_Records for the task:_

——————————

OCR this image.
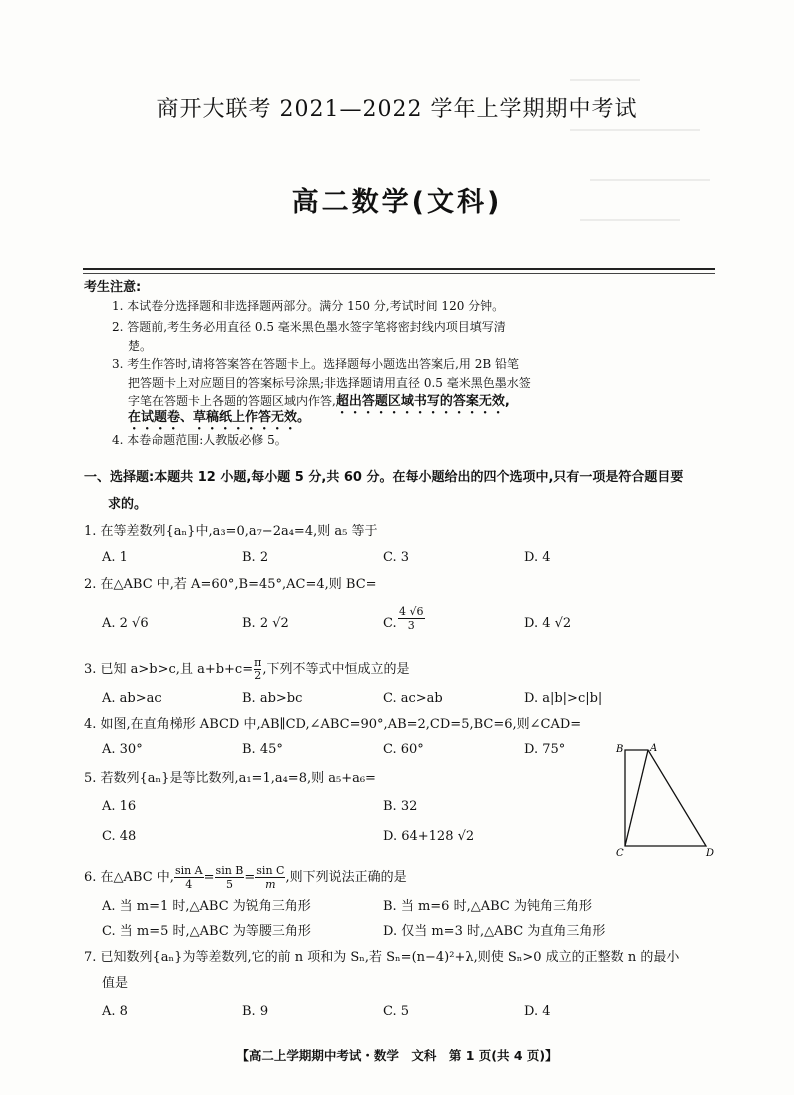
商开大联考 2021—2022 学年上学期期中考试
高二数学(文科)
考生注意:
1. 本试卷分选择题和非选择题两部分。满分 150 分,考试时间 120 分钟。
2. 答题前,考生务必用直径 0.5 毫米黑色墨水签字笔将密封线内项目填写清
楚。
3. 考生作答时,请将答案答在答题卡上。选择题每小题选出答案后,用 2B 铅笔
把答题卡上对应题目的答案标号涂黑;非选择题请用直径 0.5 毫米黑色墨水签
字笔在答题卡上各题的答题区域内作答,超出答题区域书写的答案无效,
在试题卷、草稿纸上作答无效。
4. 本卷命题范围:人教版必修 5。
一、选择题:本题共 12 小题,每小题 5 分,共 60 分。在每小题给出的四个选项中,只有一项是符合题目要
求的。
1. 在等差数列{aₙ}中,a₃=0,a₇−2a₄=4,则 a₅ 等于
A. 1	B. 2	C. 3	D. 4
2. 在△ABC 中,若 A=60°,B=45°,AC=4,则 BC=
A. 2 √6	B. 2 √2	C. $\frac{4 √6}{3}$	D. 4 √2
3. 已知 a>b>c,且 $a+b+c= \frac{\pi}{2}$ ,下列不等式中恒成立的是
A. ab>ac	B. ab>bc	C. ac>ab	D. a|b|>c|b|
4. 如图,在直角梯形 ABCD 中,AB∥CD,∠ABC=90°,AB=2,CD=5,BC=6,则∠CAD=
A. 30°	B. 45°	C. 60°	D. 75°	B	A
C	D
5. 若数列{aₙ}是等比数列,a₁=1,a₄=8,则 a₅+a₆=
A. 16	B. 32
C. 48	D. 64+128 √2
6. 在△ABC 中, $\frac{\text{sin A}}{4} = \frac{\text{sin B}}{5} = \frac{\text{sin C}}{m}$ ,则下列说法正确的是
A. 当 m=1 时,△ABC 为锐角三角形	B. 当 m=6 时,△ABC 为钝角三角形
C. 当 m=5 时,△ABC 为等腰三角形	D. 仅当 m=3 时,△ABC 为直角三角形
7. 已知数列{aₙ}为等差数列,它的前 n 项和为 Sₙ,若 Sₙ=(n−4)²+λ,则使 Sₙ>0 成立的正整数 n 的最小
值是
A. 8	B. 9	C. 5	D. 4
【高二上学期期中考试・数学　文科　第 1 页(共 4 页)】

——————————

_Task prompt:_ Without the pictures, restate each entry exactly.

_Right answer:_
OCR this image.
商开大联考 2021—2022 学年上学期期中考试
高二数学(文科)
考生注意:
1. 本试卷分选择题和非选择题两部分。满分 150 分,考试时间 120 分钟。
2. 答题前,考生务必用直径 0.5 毫米黑色墨水签字笔将密封线内项目填写清
楚。
3. 考生作答时,请将答案答在答题卡上。选择题每小题选出答案后,用 2B 铅笔
把答题卡上对应题目的答案标号涂黑;非选择题请用直径 0.5 毫米黑色墨水签
字笔在答题卡上各题的答题区域内作答,超出答题区域书写的答案无效,
在试题卷、草稿纸上作答无效。
4. 本卷命题范围:人教版必修 5。
一、选择题:本题共 12 小题,每小题 5 分,共 60 分。在每小题给出的四个选项中,只有一项是符合题目要
求的。
1. 在等差数列{aₙ}中,a₃=0,a₇−2a₄=4,则 a₅ 等于
A. 1	B. 2	C. 3	D. 4
2. 在△ABC 中,若 A=60°,B=45°,AC=4,则 BC=
A. 2 √6	B. 2 √2	C. $\frac{4 √6}{3}$	D. 4 √2
3. 已知 a>b>c,且 $a+b+c= \frac{\pi}{2}$ ,下列不等式中恒成立的是
A. ab>ac	B. ab>bc	C. ac>ab	D. a|b|>c|b|
4. 如图,在直角梯形 ABCD 中,AB∥CD,∠ABC=90°,AB=2,CD=5,BC=6,则∠CAD=
A. 30°	B. 45°	C. 60°	D. 75°	B	A
C	D
5. 若数列{aₙ}是等比数列,a₁=1,a₄=8,则 a₅+a₆=
A. 16	B. 32
C. 48	D. 64+128 √2
6. 在△ABC 中, $\frac{\text{sin A}}{4} = \frac{\text{sin B}}{5} = \frac{\text{sin C}}{m}$ ,则下列说法正确的是
A. 当 m=1 时,△ABC 为锐角三角形	B. 当 m=6 时,△ABC 为钝角三角形
C. 当 m=5 时,△ABC 为等腰三角形	D. 仅当 m=3 时,△ABC 为直角三角形
7. 已知数列{aₙ}为等差数列,它的前 n 项和为 Sₙ,若 Sₙ=(n−4)²+λ,则使 Sₙ>0 成立的正整数 n 的最小
值是
A. 8	B. 9	C. 5	D. 4
【高二上学期期中考试・数学　文科　第 1 页(共 4 页)】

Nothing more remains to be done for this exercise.